THE TASK » Transcribe the material in full, exactly as written.

INPUT MATERIAL »

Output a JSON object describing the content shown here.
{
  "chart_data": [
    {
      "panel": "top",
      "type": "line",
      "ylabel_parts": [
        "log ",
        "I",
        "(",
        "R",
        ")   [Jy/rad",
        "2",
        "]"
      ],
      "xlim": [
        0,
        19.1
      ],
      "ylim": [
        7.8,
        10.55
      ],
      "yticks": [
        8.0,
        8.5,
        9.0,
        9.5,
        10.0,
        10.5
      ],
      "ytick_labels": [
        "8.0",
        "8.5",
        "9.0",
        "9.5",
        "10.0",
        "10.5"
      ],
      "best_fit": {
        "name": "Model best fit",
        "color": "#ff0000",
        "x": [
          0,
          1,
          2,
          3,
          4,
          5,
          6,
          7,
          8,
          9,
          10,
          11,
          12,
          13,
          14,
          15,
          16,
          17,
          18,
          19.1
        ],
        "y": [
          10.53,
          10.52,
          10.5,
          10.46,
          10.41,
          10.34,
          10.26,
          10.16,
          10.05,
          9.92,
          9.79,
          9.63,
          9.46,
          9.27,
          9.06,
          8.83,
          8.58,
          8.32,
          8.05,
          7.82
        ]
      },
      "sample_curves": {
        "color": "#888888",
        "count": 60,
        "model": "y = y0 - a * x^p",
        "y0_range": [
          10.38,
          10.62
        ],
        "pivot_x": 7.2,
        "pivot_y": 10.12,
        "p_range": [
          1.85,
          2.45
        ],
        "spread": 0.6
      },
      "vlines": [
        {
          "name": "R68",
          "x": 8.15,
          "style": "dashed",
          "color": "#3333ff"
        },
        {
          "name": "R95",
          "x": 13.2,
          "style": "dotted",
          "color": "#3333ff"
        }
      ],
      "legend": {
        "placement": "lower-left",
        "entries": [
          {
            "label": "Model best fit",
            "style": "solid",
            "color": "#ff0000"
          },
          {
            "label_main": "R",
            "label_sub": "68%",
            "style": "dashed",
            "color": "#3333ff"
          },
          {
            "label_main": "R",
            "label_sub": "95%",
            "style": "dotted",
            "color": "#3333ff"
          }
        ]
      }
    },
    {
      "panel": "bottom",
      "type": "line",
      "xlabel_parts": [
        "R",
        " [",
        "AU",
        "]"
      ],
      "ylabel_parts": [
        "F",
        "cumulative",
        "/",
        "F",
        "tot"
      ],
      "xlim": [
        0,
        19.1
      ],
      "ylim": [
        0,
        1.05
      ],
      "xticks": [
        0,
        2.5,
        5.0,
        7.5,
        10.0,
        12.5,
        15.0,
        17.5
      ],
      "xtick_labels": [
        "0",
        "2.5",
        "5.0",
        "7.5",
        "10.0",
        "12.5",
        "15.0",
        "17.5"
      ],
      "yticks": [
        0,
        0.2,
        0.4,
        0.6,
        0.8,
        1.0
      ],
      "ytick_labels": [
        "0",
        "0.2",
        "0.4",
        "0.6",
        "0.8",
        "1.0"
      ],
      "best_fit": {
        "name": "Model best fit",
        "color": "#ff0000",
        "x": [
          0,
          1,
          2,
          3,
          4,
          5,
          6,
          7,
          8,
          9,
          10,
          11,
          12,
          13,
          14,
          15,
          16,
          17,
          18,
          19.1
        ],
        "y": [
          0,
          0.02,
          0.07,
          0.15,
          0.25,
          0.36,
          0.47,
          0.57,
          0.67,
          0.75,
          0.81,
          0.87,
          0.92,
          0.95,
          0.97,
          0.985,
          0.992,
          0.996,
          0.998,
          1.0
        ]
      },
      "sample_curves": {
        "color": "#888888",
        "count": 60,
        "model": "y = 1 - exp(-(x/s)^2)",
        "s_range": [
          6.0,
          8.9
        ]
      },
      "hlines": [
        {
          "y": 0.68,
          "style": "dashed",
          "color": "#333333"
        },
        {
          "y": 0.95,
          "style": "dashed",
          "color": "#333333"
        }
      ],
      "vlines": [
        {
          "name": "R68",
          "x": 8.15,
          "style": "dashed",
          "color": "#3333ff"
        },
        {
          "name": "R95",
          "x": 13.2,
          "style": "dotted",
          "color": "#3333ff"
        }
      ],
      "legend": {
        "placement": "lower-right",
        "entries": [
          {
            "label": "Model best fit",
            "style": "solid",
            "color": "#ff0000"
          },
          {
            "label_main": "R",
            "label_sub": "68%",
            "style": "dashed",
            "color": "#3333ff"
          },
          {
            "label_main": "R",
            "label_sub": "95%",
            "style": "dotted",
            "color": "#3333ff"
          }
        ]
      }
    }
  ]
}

EXPECTED ANSWER »
Output a JSON object describing the content shown here.
{
  "chart_data": [
    {
      "panel": "top",
      "type": "line",
      "ylabel_parts": [
        "log ",
        "I",
        "(",
        "R",
        ")   [Jy/rad",
        "2",
        "]"
      ],
      "xlim": [
        0,
        19.1
      ],
      "ylim": [
        7.8,
        10.55
      ],
      "yticks": [
        8.0,
        8.5,
        9.0,
        9.5,
        10.0,
        10.5
      ],
      "ytick_labels": [
        "8.0",
        "8.5",
        "9.0",
        "9.5",
        "10.0",
        "10.5"
      ],
      "best_fit": {
        "name": "Model best fit",
        "color": "#ff0000",
        "x": [
          0,
          1,
          2,
          3,
          4,
          5,
          6,
          7,
          8,
          9,
          10,
          11,
          12,
          13,
          14,
          15,
          16,
          17,
          18,
          19.1
        ],
        "y": [
          10.53,
          10.52,
          10.5,
          10.46,
          10.41,
          10.34,
          10.26,
          10.16,
          10.05,
          9.92,
          9.79,
          9.63,
          9.46,
          9.27,
          9.06,
          8.83,
          8.58,
          8.32,
          8.05,
          7.82
        ]
      },
      "sample_curves": {
        "color": "#888888",
        "count": 60,
        "model": "y = y0 - a * x^p",
        "y0_range": [
          10.38,
          10.62
        ],
        "pivot_x": 7.2,
        "pivot_y": 10.12,
        "p_range": [
          1.85,
          2.45
        ],
        "spread": 0.6
      },
      "vlines": [
        {
          "name": "R68",
          "x": 8.15,
          "style": "dashed",
          "color": "#3333ff"
        },
        {
          "name": "R95",
          "x": 13.2,
          "style": "dotted",
          "color": "#3333ff"
        }
      ],
      "legend": {
        "placement": "lower-left",
        "entries": [
          {
            "label": "Model best fit",
            "style": "solid",
            "color": "#ff0000"
          },
          {
            "label_main": "R",
            "label_sub": "68%",
            "style": "dashed",
            "color": "#3333ff"
          },
          {
            "label_main": "R",
            "label_sub": "95%",
            "style": "dotted",
            "color": "#3333ff"
          }
        ]
      }
    },
    {
      "panel": "bottom",
      "type": "line",
      "xlabel_parts": [
        "R",
        " [",
        "AU",
        "]"
      ],
      "ylabel_parts": [
        "F",
        "cumulative",
        "/",
        "F",
        "tot"
      ],
      "xlim": [
        0,
        19.1
      ],
      "ylim": [
        0,
        1.05
      ],
      "xticks": [
        0,
        2.5,
        5.0,
        7.5,
        10.0,
        12.5,
        15.0,
        17.5
      ],
      "xtick_labels": [
        "0",
        "2.5",
        "5.0",
        "7.5",
        "10.0",
        "12.5",
        "15.0",
        "17.5"
      ],
      "yticks": [
        0,
        0.2,
        0.4,
        0.6,
        0.8,
        1.0
      ],
      "ytick_labels": [
        "0",
        "0.2",
        "0.4",
        "0.6",
        "0.8",
        "1.0"
      ],
      "best_fit": {
        "name": "Model best fit",
        "color": "#ff0000",
        "x": [
          0,
          1,
          2,
          3,
          4,
          5,
          6,
          7,
          8,
          9,
          10,
          11,
          12,
          13,
          14,
          15,
          16,
          17,
          18,
          19.1
        ],
        "y": [
          0,
          0.02,
          0.07,
          0.15,
          0.25,
          0.36,
          0.47,
          0.57,
          0.67,
          0.75,
          0.81,
          0.87,
          0.92,
          0.95,
          0.97,
          0.985,
          0.992,
          0.996,
          0.998,
          1.0
        ]
      },
      "sample_curves": {
        "color": "#888888",
        "count": 60,
        "model": "y = 1 - exp(-(x/s)^2)",
        "s_range": [
          6.0,
          8.9
        ]
      },
      "hlines": [
        {
          "y": 0.68,
          "style": "dashed",
          "color": "#333333"
        },
        {
          "y": 0.95,
          "style": "dashed",
          "color": "#333333"
        }
      ],
      "vlines": [
        {
          "name": "R68",
          "x": 8.15,
          "style": "dashed",
          "color": "#3333ff"
        },
        {
          "name": "R95",
          "x": 13.2,
          "style": "dotted",
          "color": "#3333ff"
        }
      ],
      "legend": {
        "placement": "lower-right",
        "entries": [
          {
            "label": "Model best fit",
            "style": "solid",
            "color": "#ff0000"
          },
          {
            "label_main": "R",
            "label_sub": "68%",
            "style": "dashed",
            "color": "#3333ff"
          },
          {
            "label_main": "R",
            "label_sub": "95%",
            "style": "dotted",
            "color": "#3333ff"
          }
        ]
      }
    }
  ]
}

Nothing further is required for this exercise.